## Written task
Filter the data for lines with the word "Fiscal", then copy every line so identified.

## Dataset excerpts
########################################
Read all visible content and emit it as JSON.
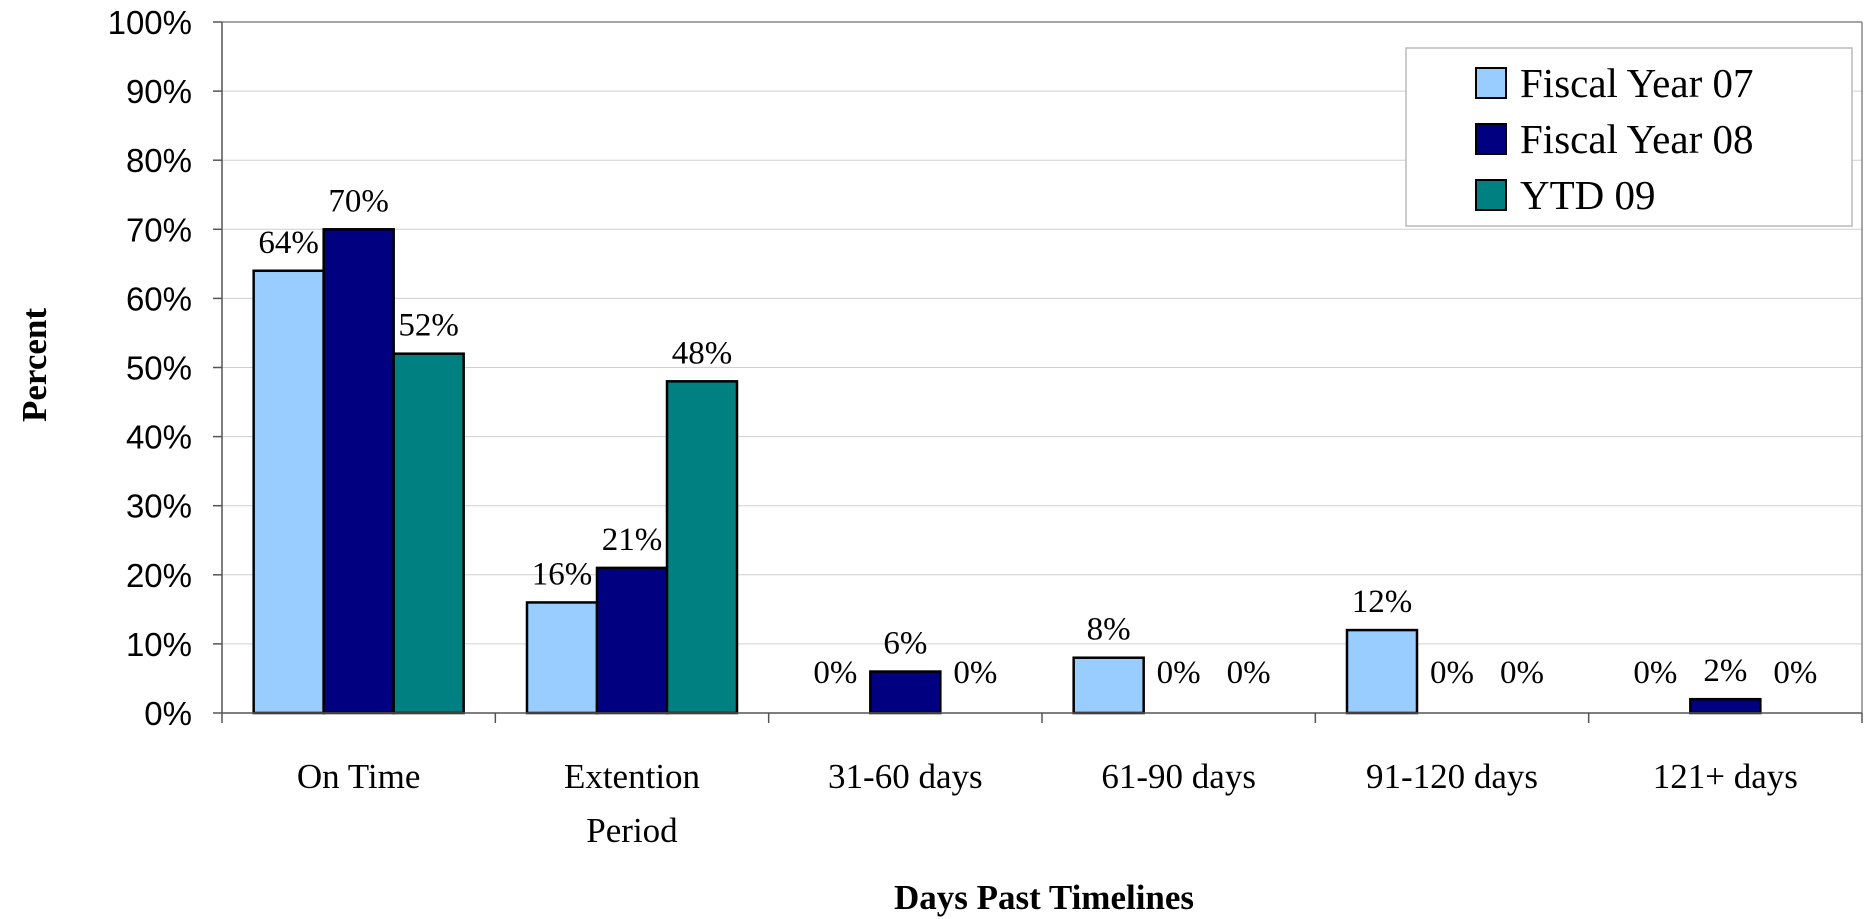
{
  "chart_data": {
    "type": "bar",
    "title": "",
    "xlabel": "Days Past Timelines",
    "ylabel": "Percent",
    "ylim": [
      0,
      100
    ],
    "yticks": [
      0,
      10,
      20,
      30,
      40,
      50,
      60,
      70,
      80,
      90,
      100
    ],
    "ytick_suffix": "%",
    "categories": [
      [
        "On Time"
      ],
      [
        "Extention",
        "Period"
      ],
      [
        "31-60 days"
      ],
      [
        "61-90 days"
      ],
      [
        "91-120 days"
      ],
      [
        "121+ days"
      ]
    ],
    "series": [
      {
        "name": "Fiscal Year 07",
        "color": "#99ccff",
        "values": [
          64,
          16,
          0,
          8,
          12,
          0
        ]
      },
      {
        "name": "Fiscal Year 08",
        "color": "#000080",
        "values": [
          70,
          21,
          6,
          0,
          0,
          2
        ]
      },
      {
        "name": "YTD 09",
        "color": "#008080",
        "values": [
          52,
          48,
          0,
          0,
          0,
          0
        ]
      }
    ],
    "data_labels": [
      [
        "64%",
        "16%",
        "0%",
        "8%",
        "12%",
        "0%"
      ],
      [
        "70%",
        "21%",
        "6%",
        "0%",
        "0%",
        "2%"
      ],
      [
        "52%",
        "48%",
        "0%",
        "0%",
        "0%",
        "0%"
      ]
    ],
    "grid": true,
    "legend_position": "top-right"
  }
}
########################################
## Solution to this task
        "name": "Fiscal Year 07",
        "name": "Fiscal Year 08",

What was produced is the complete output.